Written exercise |
Rewrite all of the material below with every "nav-separator" changed to "nav-divider", keeping everything else the same and omitting the pictures.
:::::
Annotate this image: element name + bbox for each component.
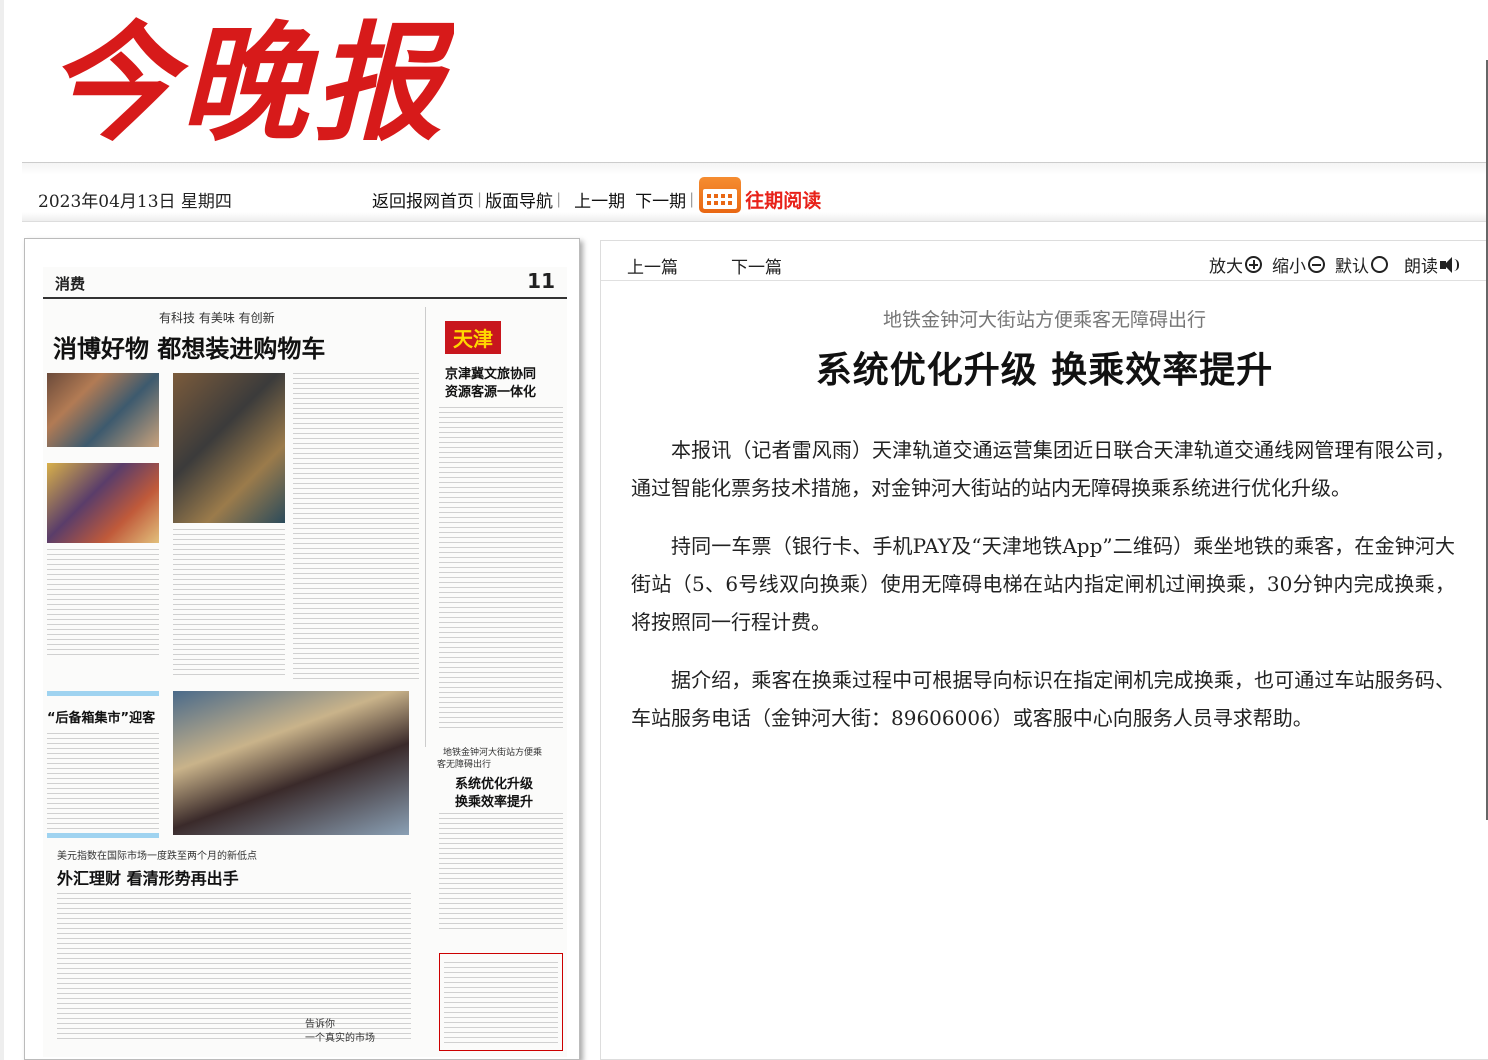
story-headline[interactable]: “后备箱集市”迎客 — [47, 707, 155, 726]
home-link[interactable]: 返回报网首页 — [372, 187, 474, 212]
photo — [173, 373, 285, 523]
next-issue-link[interactable]: 下一期 — [635, 187, 686, 212]
calendar-icon — [699, 177, 742, 213]
story-kicker: 客无障碍出行 — [437, 760, 492, 770]
default-size-label: 默认 — [1335, 257, 1369, 277]
logo-calligraphy: 今晚报 — [46, 9, 454, 159]
story-kicker: 美元指数在国际市场一度跌至两个月的新低点 — [57, 851, 257, 862]
window-edge — [0, 0, 4, 1060]
photo — [47, 463, 159, 543]
minus-circle-icon — [1308, 256, 1325, 273]
article-toolbar: 上一篇 下一篇 放大 缩小 默认 朗读 — [601, 241, 1488, 281]
article-body: 本报讯（记者雷风雨）天津轨道交通运营集团近日联合天津轨道交通线网管理有限公司，通… — [631, 431, 1455, 757]
default-size-button[interactable]: 默认 — [1335, 252, 1388, 277]
issue-nav: 返回报网首页 | 版面导航 | 上一期 下一期 | 往期阅读 — [372, 177, 822, 213]
zoom-out-label: 缩小 — [1272, 257, 1306, 277]
photo — [47, 373, 159, 447]
read-aloud-label: 朗读 — [1404, 257, 1438, 277]
story-headline[interactable]: 外汇理财 看清形势再出手 — [57, 865, 239, 889]
story-headline-active[interactable]: 系统优化升级 — [455, 773, 533, 792]
page-nav-link[interactable]: 版面导航 — [485, 187, 553, 212]
nav-separator: | — [556, 190, 562, 208]
circle-icon — [1371, 256, 1388, 273]
article-title: 系统优化升级 换乘效率提升 — [815, 349, 1274, 391]
page-headline[interactable]: 消博好物 都想装进购物车 — [53, 329, 325, 364]
nav-separator: | — [477, 190, 483, 208]
newspaper-page: 消费 11 有科技 有美味 有创新 消博好物 都想装进购物车 天津 京津冀文旅协… — [43, 267, 567, 1057]
speaker-icon — [1440, 255, 1460, 275]
side-headline[interactable]: 京津冀文旅协同 — [445, 363, 536, 382]
zoom-out-button[interactable]: 缩小 — [1272, 252, 1325, 277]
issue-date: 2023年04月13日 星期四 — [38, 192, 232, 212]
side-headline[interactable]: 资源客源一体化 — [445, 381, 536, 400]
page-section: 消费 — [55, 275, 86, 293]
font-tools: 放大 缩小 默认 朗读 — [1199, 252, 1460, 277]
article-subtitle: 地铁金钟河大街站方便乘客无障碍出行 — [882, 309, 1206, 331]
archive-label: 往期阅读 — [745, 189, 822, 212]
page-number: 11 — [527, 269, 555, 293]
top-nav-bar: 2023年04月13日 星期四 返回报网首页 | 版面导航 | 上一期 下一期 … — [22, 162, 1486, 222]
plus-circle-icon — [1245, 256, 1262, 273]
next-article-link[interactable]: 下一篇 — [731, 253, 782, 278]
promo-text: 一个真实的市场 — [305, 1033, 375, 1044]
ad-box — [439, 953, 563, 1051]
nav-separator: | — [689, 190, 695, 208]
side-tag: 天津 — [445, 321, 501, 354]
article-paragraph: 持同一车票（银行卡、手机PAY及“天津地铁App”二维码）乘坐地铁的乘客，在金钟… — [631, 534, 1455, 634]
archive-button[interactable]: 往期阅读 — [699, 177, 822, 213]
article-paragraph: 据介绍，乘客在换乘过程中可根据导向标识在指定闸机完成换乘，也可通过车站服务码、车… — [631, 668, 1455, 730]
promo-text: 告诉你 — [305, 1019, 335, 1030]
prev-issue-link[interactable]: 上一期 — [574, 187, 625, 212]
read-aloud-button[interactable]: 朗读 — [1404, 252, 1460, 277]
logo-text: 今晚报 — [46, 10, 454, 150]
photo — [173, 691, 409, 835]
prev-article-link[interactable]: 上一篇 — [627, 253, 678, 278]
story-headline-active[interactable]: 换乘效率提升 — [455, 791, 533, 810]
page-thumbnail[interactable]: 消费 11 有科技 有美味 有创新 消博好物 都想装进购物车 天津 京津冀文旅协… — [24, 238, 580, 1060]
article-panel: 上一篇 下一篇 放大 缩小 默认 朗读 地铁金钟河大街站方便乘客无障碍出行 系统… — [600, 240, 1488, 1060]
zoom-in-button[interactable]: 放大 — [1209, 252, 1262, 277]
zoom-in-label: 放大 — [1209, 257, 1243, 277]
article-paragraph: 本报讯（记者雷风雨）天津轨道交通运营集团近日联合天津轨道交通线网管理有限公司，通… — [631, 438, 1455, 500]
page-kicker: 有科技 有美味 有创新 — [159, 311, 275, 325]
masthead-logo[interactable]: 今晚报 — [44, 9, 454, 159]
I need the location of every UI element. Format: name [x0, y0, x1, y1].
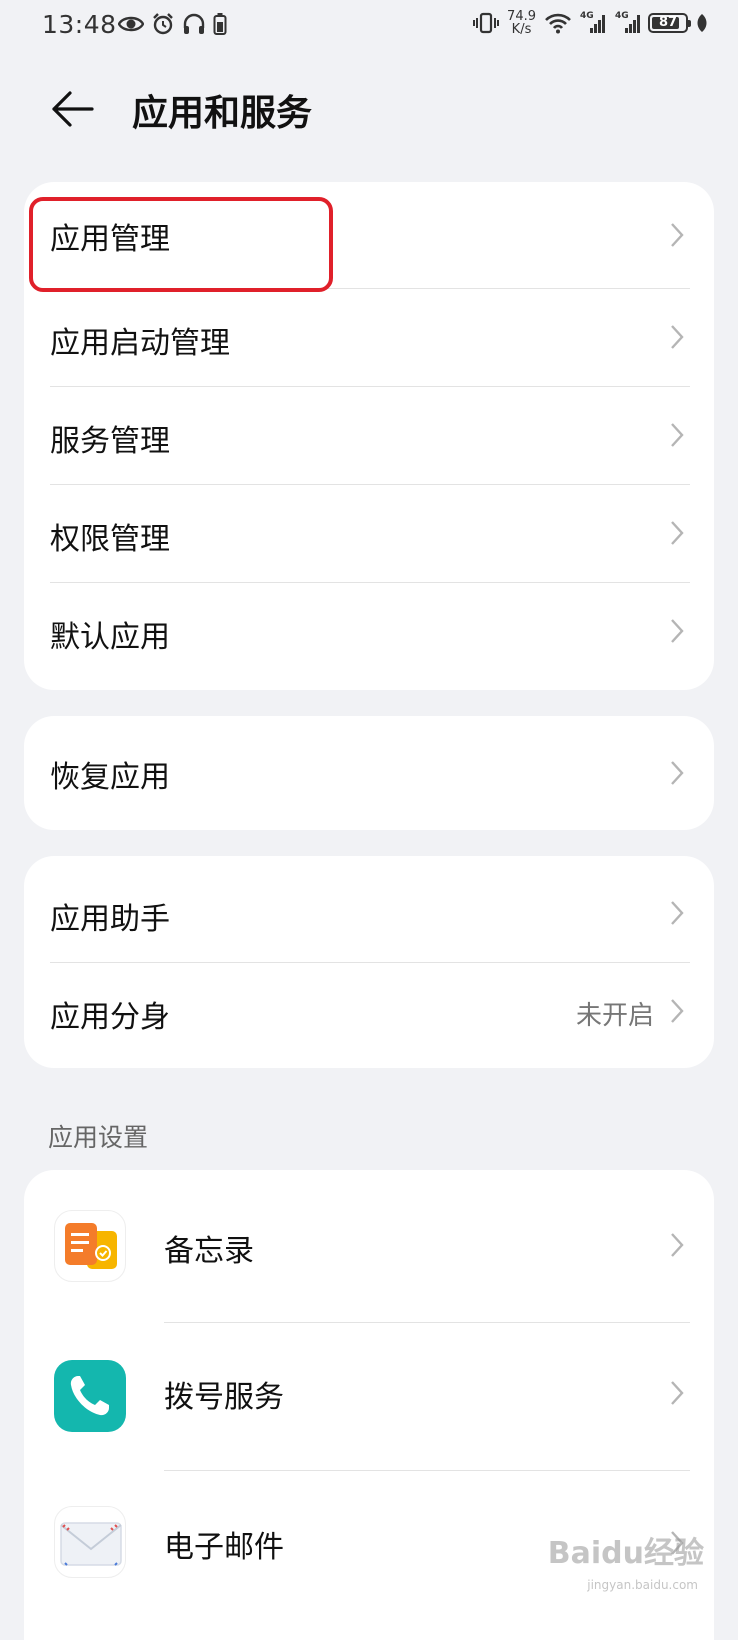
:::::
Exercise answer |
Annotate this image: element name + bbox for each component.
story-headline[interactable]: “后备箱集市”迎客 — [47, 707, 155, 726]
home-link[interactable]: 返回报网首页 — [372, 187, 474, 212]
photo — [173, 373, 285, 523]
next-issue-link[interactable]: 下一期 — [635, 187, 686, 212]
calendar-icon — [699, 177, 742, 213]
story-kicker: 客无障碍出行 — [437, 760, 492, 770]
default-size-label: 默认 — [1335, 257, 1369, 277]
logo-calligraphy: 今晚报 — [46, 9, 454, 159]
story-kicker: 美元指数在国际市场一度跌至两个月的新低点 — [57, 851, 257, 862]
window-edge — [0, 0, 4, 1060]
photo — [47, 463, 159, 543]
minus-circle-icon — [1308, 256, 1325, 273]
article-toolbar: 上一篇 下一篇 放大 缩小 默认 朗读 — [601, 241, 1488, 281]
article-body: 本报讯（记者雷风雨）天津轨道交通运营集团近日联合天津轨道交通线网管理有限公司，通… — [631, 431, 1455, 757]
default-size-button[interactable]: 默认 — [1335, 252, 1388, 277]
issue-nav: 返回报网首页 | 版面导航 | 上一期 下一期 | 往期阅读 — [372, 177, 822, 213]
zoom-out-label: 缩小 — [1272, 257, 1306, 277]
photo — [47, 373, 159, 447]
read-aloud-label: 朗读 — [1404, 257, 1438, 277]
story-headline[interactable]: 外汇理财 看清形势再出手 — [57, 865, 239, 889]
story-headline-active[interactable]: 系统优化升级 — [455, 773, 533, 792]
page-nav-link[interactable]: 版面导航 — [485, 187, 553, 212]
nav-divider: | — [556, 190, 562, 208]
circle-icon — [1371, 256, 1388, 273]
article-title: 系统优化升级 换乘效率提升 — [815, 349, 1274, 391]
page-headline[interactable]: 消博好物 都想装进购物车 — [53, 329, 325, 364]
nav-divider: | — [477, 190, 483, 208]
newspaper-page: 消费 11 有科技 有美味 有创新 消博好物 都想装进购物车 天津 京津冀文旅协… — [43, 267, 567, 1057]
speaker-icon — [1440, 255, 1460, 275]
side-headline[interactable]: 京津冀文旅协同 — [445, 363, 536, 382]
zoom-out-button[interactable]: 缩小 — [1272, 252, 1325, 277]
issue-date: 2023年04月13日 星期四 — [38, 192, 232, 212]
side-headline[interactable]: 资源客源一体化 — [445, 381, 536, 400]
page-section: 消费 — [55, 275, 86, 293]
font-tools: 放大 缩小 默认 朗读 — [1199, 252, 1460, 277]
article-subtitle: 地铁金钟河大街站方便乘客无障碍出行 — [882, 309, 1206, 331]
archive-label: 往期阅读 — [745, 189, 822, 212]
page-number: 11 — [527, 269, 555, 293]
top-nav-bar: 2023年04月13日 星期四 返回报网首页 | 版面导航 | 上一期 下一期 … — [22, 162, 1486, 222]
plus-circle-icon — [1245, 256, 1262, 273]
next-article-link[interactable]: 下一篇 — [731, 253, 782, 278]
promo-text: 一个真实的市场 — [305, 1033, 375, 1044]
ad-box — [439, 953, 563, 1051]
nav-divider: | — [689, 190, 695, 208]
side-tag: 天津 — [445, 321, 501, 354]
article-paragraph: 持同一车票（银行卡、手机PAY及“天津地铁App”二维码）乘坐地铁的乘客，在金钟… — [631, 534, 1455, 634]
archive-button[interactable]: 往期阅读 — [699, 177, 822, 213]
article-paragraph: 据介绍，乘客在换乘过程中可根据导向标识在指定闸机完成换乘，也可通过车站服务码、车… — [631, 668, 1455, 730]
promo-text: 告诉你 — [305, 1019, 335, 1030]
prev-issue-link[interactable]: 上一期 — [574, 187, 625, 212]
read-aloud-button[interactable]: 朗读 — [1404, 252, 1460, 277]
logo-text: 今晚报 — [46, 10, 454, 150]
photo — [173, 691, 409, 835]
prev-article-link[interactable]: 上一篇 — [627, 253, 678, 278]
story-headline-active[interactable]: 换乘效率提升 — [455, 791, 533, 810]
page-thumbnail[interactable]: 消费 11 有科技 有美味 有创新 消博好物 都想装进购物车 天津 京津冀文旅协… — [24, 238, 580, 1060]
article-panel: 上一篇 下一篇 放大 缩小 默认 朗读 地铁金钟河大街站方便乘客无障碍出行 系统… — [600, 240, 1488, 1060]
zoom-in-button[interactable]: 放大 — [1209, 252, 1262, 277]
zoom-in-label: 放大 — [1209, 257, 1243, 277]
article-paragraph: 本报讯（记者雷风雨）天津轨道交通运营集团近日联合天津轨道交通线网管理有限公司，通… — [631, 438, 1455, 500]
page-kicker: 有科技 有美味 有创新 — [159, 311, 275, 325]
masthead-logo[interactable]: 今晚报 — [44, 9, 454, 159]
I need the location of every UI element. Format: name [x0, y0, x1, y1].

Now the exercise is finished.